---------- DATA FOR PROCESSING ----------

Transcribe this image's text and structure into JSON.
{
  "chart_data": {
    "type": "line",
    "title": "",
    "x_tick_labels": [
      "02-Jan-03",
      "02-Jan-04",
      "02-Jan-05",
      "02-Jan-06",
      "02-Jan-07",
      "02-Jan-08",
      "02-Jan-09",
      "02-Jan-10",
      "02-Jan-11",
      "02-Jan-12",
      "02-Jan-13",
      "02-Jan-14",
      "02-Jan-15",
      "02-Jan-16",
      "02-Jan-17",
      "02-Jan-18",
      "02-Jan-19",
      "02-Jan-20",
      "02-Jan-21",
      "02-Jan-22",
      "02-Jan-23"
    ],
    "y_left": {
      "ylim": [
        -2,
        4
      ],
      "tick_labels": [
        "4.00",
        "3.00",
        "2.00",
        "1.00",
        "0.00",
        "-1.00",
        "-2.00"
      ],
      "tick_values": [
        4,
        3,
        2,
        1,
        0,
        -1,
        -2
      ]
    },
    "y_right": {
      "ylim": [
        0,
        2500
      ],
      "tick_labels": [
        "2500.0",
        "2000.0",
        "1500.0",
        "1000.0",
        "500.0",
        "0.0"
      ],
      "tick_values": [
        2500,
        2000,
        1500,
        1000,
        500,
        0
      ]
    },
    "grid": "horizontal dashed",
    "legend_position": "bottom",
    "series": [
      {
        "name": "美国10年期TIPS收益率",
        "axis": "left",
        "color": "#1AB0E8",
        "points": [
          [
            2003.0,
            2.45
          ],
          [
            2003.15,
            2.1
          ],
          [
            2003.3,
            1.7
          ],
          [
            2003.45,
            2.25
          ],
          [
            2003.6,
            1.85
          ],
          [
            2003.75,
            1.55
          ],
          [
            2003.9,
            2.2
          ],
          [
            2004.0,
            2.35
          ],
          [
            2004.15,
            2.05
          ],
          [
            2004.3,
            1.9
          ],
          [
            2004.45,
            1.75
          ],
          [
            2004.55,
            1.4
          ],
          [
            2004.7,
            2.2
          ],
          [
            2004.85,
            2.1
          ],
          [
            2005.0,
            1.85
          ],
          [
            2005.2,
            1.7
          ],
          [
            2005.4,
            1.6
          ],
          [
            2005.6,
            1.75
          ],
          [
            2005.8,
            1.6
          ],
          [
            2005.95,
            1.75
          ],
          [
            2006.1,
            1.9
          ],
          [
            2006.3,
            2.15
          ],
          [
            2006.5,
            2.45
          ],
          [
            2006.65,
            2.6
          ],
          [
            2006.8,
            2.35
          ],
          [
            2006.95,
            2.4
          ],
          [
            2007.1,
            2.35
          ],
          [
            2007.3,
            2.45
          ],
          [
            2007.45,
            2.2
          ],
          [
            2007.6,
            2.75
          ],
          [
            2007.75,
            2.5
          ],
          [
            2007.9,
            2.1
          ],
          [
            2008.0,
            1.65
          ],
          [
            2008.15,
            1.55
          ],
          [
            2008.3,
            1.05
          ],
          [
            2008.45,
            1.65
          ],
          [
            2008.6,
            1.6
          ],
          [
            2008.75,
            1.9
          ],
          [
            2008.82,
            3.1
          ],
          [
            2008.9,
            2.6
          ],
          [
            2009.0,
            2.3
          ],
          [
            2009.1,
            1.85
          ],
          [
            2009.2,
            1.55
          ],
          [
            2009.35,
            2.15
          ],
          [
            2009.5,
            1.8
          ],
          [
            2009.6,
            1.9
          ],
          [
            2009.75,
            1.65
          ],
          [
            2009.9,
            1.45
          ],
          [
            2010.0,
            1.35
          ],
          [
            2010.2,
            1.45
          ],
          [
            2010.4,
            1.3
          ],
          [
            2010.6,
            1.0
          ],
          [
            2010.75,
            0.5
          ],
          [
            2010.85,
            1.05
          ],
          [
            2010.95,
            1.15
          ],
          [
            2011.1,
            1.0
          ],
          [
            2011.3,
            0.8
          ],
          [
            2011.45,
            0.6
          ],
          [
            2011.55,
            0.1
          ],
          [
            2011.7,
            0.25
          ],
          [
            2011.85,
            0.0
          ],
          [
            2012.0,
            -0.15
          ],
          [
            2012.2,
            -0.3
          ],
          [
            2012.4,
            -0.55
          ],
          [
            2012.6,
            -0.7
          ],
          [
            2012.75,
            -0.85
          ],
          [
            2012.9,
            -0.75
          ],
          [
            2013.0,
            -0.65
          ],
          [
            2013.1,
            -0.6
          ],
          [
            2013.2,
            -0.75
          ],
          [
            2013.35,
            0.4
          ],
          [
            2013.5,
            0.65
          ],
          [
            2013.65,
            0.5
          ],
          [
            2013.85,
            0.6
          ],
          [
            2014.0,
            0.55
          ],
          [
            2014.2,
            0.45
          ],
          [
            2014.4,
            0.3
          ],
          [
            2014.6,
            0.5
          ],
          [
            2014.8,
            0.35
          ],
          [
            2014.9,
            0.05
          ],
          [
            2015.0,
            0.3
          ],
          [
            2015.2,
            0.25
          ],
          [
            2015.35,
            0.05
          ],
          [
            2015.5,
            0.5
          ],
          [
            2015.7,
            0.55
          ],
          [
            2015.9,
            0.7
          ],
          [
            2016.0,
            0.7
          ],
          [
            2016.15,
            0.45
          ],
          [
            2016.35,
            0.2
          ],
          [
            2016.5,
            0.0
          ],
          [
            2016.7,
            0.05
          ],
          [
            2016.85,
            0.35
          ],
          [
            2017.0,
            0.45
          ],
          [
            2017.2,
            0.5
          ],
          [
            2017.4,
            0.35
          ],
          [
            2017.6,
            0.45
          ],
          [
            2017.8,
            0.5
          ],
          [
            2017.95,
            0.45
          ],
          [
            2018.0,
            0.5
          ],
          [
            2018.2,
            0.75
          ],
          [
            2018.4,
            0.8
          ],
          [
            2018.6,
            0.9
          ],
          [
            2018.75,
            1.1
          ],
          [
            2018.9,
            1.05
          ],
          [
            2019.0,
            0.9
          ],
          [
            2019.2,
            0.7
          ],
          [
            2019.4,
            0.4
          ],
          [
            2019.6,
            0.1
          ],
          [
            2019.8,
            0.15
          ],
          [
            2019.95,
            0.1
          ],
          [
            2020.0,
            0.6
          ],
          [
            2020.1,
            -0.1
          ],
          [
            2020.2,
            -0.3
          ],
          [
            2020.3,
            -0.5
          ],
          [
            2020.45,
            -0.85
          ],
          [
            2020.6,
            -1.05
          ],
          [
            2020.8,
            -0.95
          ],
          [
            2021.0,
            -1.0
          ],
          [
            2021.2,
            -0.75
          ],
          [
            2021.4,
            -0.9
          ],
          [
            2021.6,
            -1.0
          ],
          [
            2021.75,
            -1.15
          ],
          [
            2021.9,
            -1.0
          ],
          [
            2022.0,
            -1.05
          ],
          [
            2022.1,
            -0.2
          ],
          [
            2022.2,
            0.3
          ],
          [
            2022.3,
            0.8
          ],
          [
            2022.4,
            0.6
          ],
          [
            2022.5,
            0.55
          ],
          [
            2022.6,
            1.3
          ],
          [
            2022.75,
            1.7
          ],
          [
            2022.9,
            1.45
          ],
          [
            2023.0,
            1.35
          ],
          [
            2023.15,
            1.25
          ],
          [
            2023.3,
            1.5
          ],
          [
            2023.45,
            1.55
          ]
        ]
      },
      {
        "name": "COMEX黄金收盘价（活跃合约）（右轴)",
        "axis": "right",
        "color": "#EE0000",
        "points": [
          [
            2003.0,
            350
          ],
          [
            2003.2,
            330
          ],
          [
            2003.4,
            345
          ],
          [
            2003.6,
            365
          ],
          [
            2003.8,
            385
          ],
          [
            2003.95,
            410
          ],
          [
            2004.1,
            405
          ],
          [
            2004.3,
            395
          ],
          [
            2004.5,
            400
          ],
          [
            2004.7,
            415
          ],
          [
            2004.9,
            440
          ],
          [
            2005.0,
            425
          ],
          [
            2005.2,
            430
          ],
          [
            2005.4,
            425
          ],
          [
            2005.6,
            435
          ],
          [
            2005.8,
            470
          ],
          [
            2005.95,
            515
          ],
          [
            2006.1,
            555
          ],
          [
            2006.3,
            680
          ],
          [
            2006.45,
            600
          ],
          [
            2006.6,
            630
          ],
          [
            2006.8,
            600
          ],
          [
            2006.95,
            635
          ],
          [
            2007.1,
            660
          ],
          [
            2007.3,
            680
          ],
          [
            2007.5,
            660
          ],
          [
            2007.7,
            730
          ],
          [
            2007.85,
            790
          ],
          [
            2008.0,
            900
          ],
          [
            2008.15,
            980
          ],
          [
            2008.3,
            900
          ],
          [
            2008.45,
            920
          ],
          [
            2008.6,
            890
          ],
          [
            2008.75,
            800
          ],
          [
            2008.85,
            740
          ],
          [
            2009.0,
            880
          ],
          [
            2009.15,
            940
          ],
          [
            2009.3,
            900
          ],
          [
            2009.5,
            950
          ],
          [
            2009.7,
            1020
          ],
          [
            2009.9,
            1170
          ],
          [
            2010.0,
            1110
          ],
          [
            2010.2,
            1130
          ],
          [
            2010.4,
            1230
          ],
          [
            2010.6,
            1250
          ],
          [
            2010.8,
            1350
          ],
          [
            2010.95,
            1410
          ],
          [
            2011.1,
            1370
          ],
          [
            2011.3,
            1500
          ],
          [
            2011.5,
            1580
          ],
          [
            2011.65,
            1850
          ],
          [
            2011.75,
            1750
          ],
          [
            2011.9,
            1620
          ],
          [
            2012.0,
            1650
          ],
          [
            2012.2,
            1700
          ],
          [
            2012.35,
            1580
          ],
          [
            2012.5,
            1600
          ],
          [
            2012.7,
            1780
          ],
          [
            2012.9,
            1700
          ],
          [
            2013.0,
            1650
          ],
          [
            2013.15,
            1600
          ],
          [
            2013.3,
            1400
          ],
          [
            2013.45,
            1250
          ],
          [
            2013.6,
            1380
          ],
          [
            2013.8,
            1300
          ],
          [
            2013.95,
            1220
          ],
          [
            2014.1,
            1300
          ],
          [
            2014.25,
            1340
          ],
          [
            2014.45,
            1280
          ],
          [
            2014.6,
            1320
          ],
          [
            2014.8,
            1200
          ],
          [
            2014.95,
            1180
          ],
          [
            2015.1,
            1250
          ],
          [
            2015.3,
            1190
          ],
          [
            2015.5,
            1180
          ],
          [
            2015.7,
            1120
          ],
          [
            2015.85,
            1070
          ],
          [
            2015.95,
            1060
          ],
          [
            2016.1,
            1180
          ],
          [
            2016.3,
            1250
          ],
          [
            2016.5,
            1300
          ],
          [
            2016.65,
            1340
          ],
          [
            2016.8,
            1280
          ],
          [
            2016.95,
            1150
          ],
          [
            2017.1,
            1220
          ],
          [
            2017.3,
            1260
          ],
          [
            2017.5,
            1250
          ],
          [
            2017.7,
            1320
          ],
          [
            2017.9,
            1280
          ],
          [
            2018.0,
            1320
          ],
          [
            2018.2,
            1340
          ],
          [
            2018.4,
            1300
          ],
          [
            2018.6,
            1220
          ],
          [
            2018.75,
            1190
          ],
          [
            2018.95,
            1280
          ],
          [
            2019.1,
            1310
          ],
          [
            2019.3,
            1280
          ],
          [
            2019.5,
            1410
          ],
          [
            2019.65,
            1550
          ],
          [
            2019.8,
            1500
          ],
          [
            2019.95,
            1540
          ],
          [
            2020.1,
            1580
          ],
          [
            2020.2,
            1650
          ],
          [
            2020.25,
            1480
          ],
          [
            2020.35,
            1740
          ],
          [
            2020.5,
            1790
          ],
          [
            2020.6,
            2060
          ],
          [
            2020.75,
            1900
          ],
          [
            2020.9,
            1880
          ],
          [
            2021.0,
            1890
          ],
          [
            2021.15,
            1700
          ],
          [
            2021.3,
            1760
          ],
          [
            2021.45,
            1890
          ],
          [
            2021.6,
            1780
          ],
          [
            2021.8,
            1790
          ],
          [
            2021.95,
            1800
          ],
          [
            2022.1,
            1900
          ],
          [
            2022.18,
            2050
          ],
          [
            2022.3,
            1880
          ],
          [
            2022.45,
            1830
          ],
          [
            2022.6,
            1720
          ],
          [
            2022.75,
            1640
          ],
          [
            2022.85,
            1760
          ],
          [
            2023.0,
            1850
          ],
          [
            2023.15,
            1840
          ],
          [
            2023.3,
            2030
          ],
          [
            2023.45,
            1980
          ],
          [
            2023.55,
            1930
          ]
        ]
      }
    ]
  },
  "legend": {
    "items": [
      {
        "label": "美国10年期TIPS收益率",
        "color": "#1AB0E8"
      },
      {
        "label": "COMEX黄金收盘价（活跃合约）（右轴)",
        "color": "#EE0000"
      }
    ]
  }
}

----------

Identify each line of the material where the word "name" shows up, and copy it.

        "name": "美国10年期TIPS收益率",
        "name": "COMEX黄金收盘价（活跃合约）（右轴)",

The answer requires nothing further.